Request: Your task is to print the material below exactly as presented.

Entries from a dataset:
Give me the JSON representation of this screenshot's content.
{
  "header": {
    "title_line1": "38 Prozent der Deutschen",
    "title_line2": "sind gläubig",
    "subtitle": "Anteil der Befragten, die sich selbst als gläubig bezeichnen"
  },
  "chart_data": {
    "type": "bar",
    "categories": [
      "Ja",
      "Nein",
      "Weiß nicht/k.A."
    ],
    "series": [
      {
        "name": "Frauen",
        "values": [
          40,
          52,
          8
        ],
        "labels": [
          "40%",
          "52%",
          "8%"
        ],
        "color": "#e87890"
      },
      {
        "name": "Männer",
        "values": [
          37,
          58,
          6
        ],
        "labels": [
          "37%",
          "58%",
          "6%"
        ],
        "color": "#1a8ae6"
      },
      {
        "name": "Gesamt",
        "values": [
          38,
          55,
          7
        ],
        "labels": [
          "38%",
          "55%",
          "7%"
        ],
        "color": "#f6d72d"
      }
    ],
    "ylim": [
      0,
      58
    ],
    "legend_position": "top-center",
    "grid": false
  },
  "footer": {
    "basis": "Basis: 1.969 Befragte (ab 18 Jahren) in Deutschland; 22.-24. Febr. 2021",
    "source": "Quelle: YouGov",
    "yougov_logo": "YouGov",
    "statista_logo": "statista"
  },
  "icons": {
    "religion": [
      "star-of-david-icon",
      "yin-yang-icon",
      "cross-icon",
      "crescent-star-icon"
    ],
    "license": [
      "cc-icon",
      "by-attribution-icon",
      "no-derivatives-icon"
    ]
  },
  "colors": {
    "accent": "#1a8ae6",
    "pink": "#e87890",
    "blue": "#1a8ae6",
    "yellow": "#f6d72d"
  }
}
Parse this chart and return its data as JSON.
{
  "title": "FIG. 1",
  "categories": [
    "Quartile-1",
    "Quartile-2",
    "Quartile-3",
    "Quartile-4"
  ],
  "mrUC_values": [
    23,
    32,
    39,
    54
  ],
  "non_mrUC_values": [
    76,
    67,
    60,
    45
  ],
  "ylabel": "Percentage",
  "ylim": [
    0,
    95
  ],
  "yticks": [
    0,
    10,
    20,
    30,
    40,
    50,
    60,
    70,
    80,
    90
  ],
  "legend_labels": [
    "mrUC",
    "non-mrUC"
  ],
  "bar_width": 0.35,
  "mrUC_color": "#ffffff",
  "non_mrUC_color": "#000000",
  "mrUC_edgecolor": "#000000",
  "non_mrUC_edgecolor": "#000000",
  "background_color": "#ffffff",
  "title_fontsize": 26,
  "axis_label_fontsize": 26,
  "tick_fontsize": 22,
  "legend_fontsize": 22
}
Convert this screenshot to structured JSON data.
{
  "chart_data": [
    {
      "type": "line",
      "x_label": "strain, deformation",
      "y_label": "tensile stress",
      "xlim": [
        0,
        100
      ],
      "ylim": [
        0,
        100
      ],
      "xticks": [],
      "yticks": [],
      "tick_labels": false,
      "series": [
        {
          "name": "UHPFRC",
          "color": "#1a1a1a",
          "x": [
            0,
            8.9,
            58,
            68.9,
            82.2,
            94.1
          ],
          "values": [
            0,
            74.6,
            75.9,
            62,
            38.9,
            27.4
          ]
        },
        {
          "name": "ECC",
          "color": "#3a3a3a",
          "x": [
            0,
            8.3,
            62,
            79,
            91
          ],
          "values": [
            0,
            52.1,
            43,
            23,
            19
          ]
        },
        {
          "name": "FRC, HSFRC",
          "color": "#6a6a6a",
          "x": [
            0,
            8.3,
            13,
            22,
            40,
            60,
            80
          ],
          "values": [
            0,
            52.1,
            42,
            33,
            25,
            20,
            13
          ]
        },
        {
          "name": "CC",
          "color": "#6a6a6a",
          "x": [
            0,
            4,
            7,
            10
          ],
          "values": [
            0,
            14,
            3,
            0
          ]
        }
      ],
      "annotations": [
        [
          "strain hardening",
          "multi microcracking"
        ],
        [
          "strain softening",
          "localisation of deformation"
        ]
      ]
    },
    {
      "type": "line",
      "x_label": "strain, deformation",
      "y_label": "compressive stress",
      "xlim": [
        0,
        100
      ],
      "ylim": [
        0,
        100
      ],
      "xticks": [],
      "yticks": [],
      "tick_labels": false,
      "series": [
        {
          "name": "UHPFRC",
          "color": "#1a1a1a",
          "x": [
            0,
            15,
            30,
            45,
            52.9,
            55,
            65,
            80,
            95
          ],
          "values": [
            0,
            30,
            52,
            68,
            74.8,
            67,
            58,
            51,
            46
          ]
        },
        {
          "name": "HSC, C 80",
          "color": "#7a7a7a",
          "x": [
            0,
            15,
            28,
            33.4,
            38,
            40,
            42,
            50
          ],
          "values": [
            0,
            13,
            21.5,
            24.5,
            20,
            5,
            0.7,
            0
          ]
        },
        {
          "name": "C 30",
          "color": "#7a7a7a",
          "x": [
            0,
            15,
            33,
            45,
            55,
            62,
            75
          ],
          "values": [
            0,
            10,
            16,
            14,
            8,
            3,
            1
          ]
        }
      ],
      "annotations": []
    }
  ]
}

Exercise result:
Give me the JSON representation of this screenshot's content.
{
  "header": {
    "title_line1": "38 Prozent der Deutschen",
    "title_line2": "sind gläubig",
    "subtitle": "Anteil der Befragten, die sich selbst als gläubig bezeichnen"
  },
  "chart_data": {
    "type": "bar",
    "categories": [
      "Ja",
      "Nein",
      "Weiß nicht/k.A."
    ],
    "series": [
      {
        "name": "Frauen",
        "values": [
          40,
          52,
          8
        ],
        "labels": [
          "40%",
          "52%",
          "8%"
        ],
        "color": "#e87890"
      },
      {
        "name": "Männer",
        "values": [
          37,
          58,
          6
        ],
        "labels": [
          "37%",
          "58%",
          "6%"
        ],
        "color": "#1a8ae6"
      },
      {
        "name": "Gesamt",
        "values": [
          38,
          55,
          7
        ],
        "labels": [
          "38%",
          "55%",
          "7%"
        ],
        "color": "#f6d72d"
      }
    ],
    "ylim": [
      0,
      58
    ],
    "legend_position": "top-center",
    "grid": false
  },
  "footer": {
    "basis": "Basis: 1.969 Befragte (ab 18 Jahren) in Deutschland; 22.-24. Febr. 2021",
    "source": "Quelle: YouGov",
    "yougov_logo": "YouGov",
    "statista_logo": "statista"
  },
  "icons": {
    "religion": [
      "star-of-david-icon",
      "yin-yang-icon",
      "cross-icon",
      "crescent-star-icon"
    ],
    "license": [
      "cc-icon",
      "by-attribution-icon",
      "no-derivatives-icon"
    ]
  },
  "colors": {
    "accent": "#1a8ae6",
    "pink": "#e87890",
    "blue": "#1a8ae6",
    "yellow": "#f6d72d"
  }
}
Parse this chart and return its data as JSON.
{
  "title": "FIG. 1",
  "categories": [
    "Quartile-1",
    "Quartile-2",
    "Quartile-3",
    "Quartile-4"
  ],
  "mrUC_values": [
    23,
    32,
    39,
    54
  ],
  "non_mrUC_values": [
    76,
    67,
    60,
    45
  ],
  "ylabel": "Percentage",
  "ylim": [
    0,
    95
  ],
  "yticks": [
    0,
    10,
    20,
    30,
    40,
    50,
    60,
    70,
    80,
    90
  ],
  "legend_labels": [
    "mrUC",
    "non-mrUC"
  ],
  "bar_width": 0.35,
  "mrUC_color": "#ffffff",
  "non_mrUC_color": "#000000",
  "mrUC_edgecolor": "#000000",
  "non_mrUC_edgecolor": "#000000",
  "background_color": "#ffffff",
  "title_fontsize": 26,
  "axis_label_fontsize": 26,
  "tick_fontsize": 22,
  "legend_fontsize": 22
}
Convert this screenshot to structured JSON data.
{
  "chart_data": [
    {
      "type": "line",
      "x_label": "strain, deformation",
      "y_label": "tensile stress",
      "xlim": [
        0,
        100
      ],
      "ylim": [
        0,
        100
      ],
      "xticks": [],
      "yticks": [],
      "tick_labels": false,
      "series": [
        {
          "name": "UHPFRC",
          "color": "#1a1a1a",
          "x": [
            0,
            8.9,
            58,
            68.9,
            82.2,
            94.1
          ],
          "values": [
            0,
            74.6,
            75.9,
            62,
            38.9,
            27.4
          ]
        },
        {
          "name": "ECC",
          "color": "#3a3a3a",
          "x": [
            0,
            8.3,
            62,
            79,
            91
          ],
          "values": [
            0,
            52.1,
            43,
            23,
            19
          ]
        },
        {
          "name": "FRC, HSFRC",
          "color": "#6a6a6a",
          "x": [
            0,
            8.3,
            13,
            22,
            40,
            60,
            80
          ],
          "values": [
            0,
            52.1,
            42,
            33,
            25,
            20,
            13
          ]
        },
        {
          "name": "CC",
          "color": "#6a6a6a",
          "x": [
            0,
            4,
            7,
            10
          ],
          "values": [
            0,
            14,
            3,
            0
          ]
        }
      ],
      "annotations": [
        [
          "strain hardening",
          "multi microcracking"
        ],
        [
          "strain softening",
          "localisation of deformation"
        ]
      ]
    },
    {
      "type": "line",
      "x_label": "strain, deformation",
      "y_label": "compressive stress",
      "xlim": [
        0,
        100
      ],
      "ylim": [
        0,
        100
      ],
      "xticks": [],
      "yticks": [],
      "tick_labels": false,
      "series": [
        {
          "name": "UHPFRC",
          "color": "#1a1a1a",
          "x": [
            0,
            15,
            30,
            45,
            52.9,
            55,
            65,
            80,
            95
          ],
          "values": [
            0,
            30,
            52,
            68,
            74.8,
            67,
            58,
            51,
            46
          ]
        },
        {
          "name": "HSC, C 80",
          "color": "#7a7a7a",
          "x": [
            0,
            15,
            28,
            33.4,
            38,
            40,
            42,
            50
          ],
          "values": [
            0,
            13,
            21.5,
            24.5,
            20,
            5,
            0.7,
            0
          ]
        },
        {
          "name": "C 30",
          "color": "#7a7a7a",
          "x": [
            0,
            15,
            33,
            45,
            55,
            62,
            75
          ],
          "values": [
            0,
            10,
            16,
            14,
            8,
            3,
            1
          ]
        }
      ],
      "annotations": []
    }
  ]
}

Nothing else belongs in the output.